**DO THIS**
In the records below, find each line containing the word "name" and copy it.

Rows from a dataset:
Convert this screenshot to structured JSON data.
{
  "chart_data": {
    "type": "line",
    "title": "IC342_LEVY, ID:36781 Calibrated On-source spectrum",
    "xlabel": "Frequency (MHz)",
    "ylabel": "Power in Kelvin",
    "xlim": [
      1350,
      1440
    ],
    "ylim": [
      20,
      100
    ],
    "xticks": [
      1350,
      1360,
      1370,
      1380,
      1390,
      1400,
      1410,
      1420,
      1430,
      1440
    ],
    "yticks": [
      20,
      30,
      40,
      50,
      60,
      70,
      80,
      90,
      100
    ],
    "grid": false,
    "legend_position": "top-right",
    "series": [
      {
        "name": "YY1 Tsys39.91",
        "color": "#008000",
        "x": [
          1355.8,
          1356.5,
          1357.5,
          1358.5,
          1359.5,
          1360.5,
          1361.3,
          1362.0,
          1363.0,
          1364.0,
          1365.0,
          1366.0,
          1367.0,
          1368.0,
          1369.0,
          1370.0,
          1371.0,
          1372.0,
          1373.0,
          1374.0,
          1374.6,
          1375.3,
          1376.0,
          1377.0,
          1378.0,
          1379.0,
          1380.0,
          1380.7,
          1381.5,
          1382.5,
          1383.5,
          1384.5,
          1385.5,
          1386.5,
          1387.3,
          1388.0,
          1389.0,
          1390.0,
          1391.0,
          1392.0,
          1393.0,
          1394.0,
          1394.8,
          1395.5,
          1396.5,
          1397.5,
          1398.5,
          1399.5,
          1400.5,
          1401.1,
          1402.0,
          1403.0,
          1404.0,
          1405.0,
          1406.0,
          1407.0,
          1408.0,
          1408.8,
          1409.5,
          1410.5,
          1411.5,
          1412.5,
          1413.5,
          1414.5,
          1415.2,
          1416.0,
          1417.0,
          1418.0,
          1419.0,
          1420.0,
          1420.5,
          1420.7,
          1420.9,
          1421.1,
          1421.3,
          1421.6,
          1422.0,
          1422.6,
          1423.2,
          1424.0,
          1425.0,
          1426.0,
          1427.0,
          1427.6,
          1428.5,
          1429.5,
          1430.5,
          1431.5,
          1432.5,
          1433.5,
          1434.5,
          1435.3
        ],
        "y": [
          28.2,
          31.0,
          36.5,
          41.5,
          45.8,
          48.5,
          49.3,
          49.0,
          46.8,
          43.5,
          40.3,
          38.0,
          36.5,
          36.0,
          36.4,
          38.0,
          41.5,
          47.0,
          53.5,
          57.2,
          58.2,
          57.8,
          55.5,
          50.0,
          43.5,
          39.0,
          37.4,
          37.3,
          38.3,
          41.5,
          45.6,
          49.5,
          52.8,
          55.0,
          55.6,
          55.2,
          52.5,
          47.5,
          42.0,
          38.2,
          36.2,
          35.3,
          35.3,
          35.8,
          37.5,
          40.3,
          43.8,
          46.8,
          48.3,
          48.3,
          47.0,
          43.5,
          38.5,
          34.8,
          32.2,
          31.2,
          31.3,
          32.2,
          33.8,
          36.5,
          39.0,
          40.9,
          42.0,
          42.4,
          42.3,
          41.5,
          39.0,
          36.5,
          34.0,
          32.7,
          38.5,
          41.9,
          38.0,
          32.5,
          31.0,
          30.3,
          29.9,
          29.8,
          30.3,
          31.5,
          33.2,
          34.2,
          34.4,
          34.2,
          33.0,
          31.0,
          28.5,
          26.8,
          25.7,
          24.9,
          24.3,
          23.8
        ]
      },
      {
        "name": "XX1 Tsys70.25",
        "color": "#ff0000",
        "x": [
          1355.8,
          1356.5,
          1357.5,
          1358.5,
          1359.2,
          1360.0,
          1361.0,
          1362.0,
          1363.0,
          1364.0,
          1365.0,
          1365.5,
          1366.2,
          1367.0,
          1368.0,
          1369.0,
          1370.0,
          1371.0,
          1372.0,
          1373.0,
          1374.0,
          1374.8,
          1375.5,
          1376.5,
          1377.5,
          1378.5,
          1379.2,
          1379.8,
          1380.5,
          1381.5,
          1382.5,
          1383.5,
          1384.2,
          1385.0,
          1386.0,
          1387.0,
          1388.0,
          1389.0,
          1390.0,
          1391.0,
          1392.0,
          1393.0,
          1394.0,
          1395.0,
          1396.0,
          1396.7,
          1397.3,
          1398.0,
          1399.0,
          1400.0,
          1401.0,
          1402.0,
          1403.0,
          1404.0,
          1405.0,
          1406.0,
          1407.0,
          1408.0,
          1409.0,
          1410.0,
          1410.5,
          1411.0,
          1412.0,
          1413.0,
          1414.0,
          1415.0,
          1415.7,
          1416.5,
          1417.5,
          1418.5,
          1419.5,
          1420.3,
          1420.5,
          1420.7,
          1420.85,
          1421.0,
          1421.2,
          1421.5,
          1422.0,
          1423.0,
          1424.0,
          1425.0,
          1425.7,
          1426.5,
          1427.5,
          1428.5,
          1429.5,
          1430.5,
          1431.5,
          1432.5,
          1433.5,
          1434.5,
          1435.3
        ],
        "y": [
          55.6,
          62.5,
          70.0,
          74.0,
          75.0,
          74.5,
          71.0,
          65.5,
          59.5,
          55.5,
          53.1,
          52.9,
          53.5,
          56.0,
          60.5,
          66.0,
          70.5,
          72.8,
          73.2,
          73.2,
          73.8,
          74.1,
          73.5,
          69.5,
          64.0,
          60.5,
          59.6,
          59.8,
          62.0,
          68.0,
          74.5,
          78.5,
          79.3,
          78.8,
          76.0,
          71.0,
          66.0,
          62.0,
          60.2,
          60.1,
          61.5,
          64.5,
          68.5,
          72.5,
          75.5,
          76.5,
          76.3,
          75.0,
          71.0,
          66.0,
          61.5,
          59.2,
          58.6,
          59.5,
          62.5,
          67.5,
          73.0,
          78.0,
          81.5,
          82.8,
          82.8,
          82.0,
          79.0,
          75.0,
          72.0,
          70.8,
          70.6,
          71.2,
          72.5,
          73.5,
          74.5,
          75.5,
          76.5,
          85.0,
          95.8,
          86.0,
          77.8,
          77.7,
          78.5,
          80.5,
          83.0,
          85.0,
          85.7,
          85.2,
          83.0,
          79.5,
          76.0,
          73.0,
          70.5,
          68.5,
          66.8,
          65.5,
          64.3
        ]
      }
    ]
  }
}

* * *

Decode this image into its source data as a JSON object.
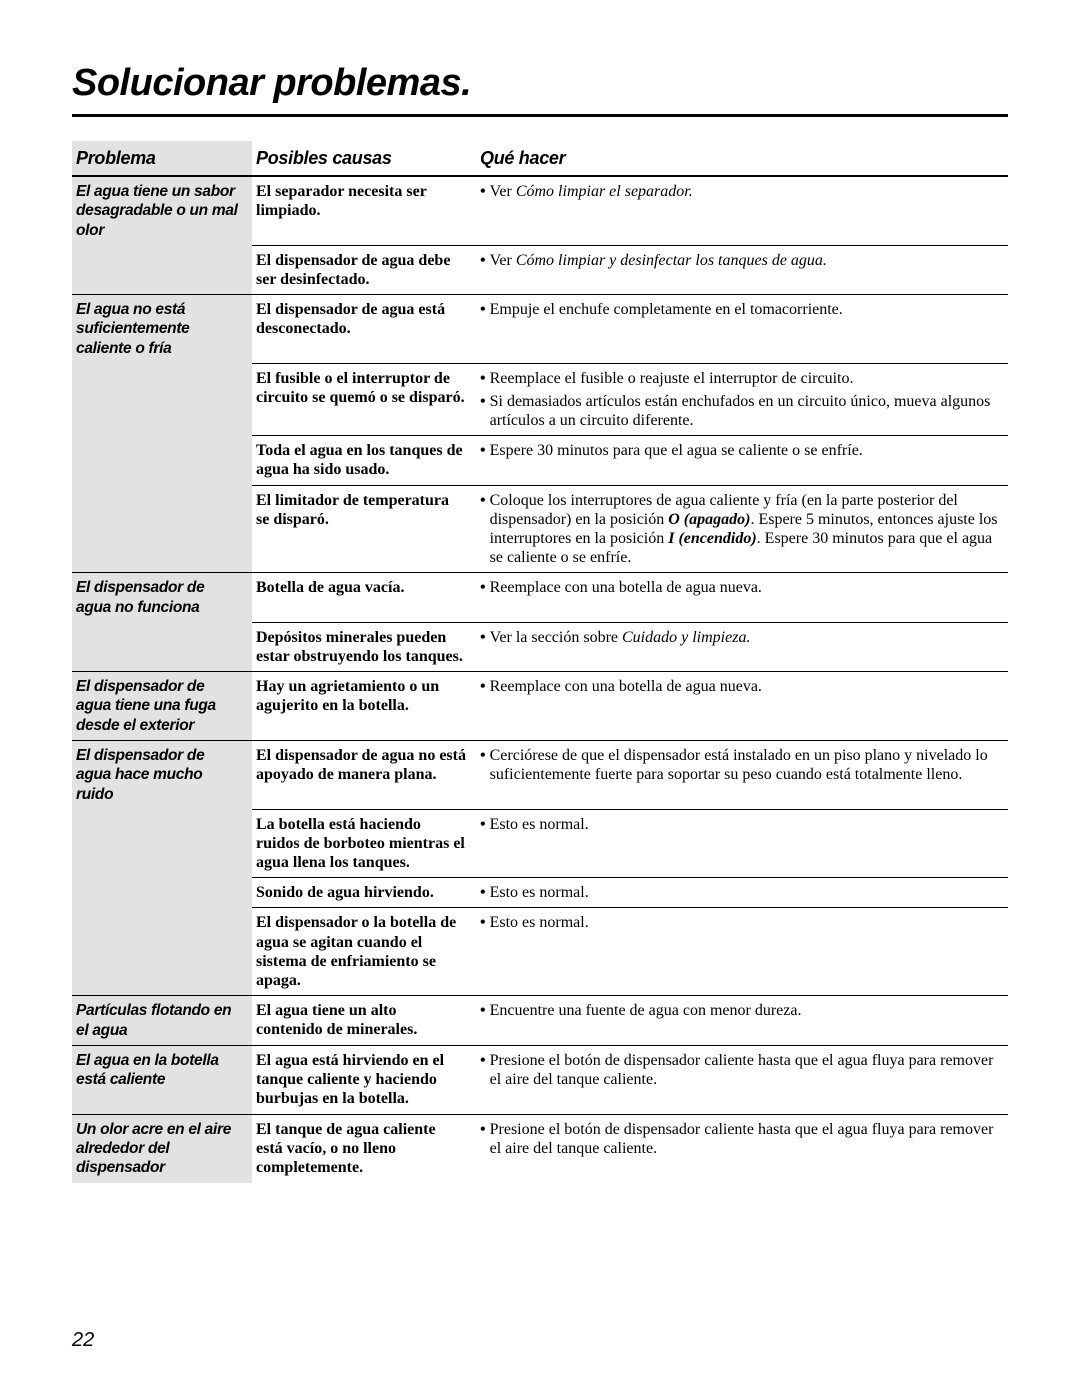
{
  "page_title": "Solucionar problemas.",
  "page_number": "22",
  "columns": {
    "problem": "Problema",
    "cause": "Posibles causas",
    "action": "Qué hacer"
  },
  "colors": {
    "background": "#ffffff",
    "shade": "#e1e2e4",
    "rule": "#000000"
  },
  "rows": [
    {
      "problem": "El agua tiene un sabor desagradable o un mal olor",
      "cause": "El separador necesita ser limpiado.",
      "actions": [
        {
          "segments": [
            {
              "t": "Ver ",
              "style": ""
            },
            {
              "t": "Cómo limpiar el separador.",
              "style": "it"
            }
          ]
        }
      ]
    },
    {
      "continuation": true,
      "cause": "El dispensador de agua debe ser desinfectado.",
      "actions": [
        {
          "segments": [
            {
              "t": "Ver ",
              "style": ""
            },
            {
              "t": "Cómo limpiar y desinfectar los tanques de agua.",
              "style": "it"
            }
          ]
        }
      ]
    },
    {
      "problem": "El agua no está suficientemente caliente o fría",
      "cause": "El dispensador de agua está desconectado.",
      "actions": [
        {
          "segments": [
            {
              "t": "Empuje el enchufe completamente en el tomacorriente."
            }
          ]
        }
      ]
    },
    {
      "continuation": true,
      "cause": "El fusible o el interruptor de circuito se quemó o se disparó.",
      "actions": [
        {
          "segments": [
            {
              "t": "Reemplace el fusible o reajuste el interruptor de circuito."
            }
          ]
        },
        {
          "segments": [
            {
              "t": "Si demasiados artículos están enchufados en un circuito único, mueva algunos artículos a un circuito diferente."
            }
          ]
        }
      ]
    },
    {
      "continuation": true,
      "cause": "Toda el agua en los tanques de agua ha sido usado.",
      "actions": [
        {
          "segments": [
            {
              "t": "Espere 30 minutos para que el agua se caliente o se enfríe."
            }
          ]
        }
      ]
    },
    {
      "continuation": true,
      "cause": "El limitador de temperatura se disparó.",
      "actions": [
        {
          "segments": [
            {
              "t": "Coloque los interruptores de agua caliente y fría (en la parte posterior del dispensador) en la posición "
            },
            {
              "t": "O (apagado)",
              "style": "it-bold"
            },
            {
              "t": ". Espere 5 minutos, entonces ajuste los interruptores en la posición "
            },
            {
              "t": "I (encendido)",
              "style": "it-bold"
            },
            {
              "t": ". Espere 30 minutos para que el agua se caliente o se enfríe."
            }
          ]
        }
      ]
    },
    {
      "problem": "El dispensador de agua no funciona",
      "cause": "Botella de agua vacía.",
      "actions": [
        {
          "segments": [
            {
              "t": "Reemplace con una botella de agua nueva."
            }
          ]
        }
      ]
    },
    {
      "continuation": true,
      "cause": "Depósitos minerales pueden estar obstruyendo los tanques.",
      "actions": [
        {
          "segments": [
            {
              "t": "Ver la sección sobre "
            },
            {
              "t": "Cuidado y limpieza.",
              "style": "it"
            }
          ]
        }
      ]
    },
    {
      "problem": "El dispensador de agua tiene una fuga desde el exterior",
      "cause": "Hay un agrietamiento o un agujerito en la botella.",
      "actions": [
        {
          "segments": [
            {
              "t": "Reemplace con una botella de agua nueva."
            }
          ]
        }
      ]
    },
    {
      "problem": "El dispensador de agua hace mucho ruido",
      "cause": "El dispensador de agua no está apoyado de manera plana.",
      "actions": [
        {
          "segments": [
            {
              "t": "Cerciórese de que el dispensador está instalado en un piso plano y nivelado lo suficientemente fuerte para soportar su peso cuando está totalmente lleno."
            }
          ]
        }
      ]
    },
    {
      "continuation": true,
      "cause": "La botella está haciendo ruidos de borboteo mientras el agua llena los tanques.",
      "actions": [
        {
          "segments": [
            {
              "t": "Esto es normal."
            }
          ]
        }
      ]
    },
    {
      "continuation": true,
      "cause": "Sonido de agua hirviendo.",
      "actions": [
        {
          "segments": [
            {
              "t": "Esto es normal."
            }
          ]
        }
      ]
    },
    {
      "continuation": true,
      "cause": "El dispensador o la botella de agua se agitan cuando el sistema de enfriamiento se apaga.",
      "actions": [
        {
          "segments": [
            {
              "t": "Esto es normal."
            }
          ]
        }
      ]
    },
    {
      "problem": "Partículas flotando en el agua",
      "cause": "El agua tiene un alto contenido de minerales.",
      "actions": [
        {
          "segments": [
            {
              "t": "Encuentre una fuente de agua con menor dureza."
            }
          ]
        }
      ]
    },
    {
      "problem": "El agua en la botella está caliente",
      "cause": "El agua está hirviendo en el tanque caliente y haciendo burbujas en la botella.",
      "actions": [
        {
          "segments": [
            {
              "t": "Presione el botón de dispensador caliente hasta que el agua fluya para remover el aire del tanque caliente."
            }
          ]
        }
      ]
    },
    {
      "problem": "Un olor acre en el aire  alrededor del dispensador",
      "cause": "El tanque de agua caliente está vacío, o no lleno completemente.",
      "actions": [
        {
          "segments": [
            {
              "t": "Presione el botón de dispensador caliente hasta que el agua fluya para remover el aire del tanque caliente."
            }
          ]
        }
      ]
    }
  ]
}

**CORRECT RESPONSE**
        "name": "YY1 Tsys39.91",
        "name": "XX1 Tsys70.25",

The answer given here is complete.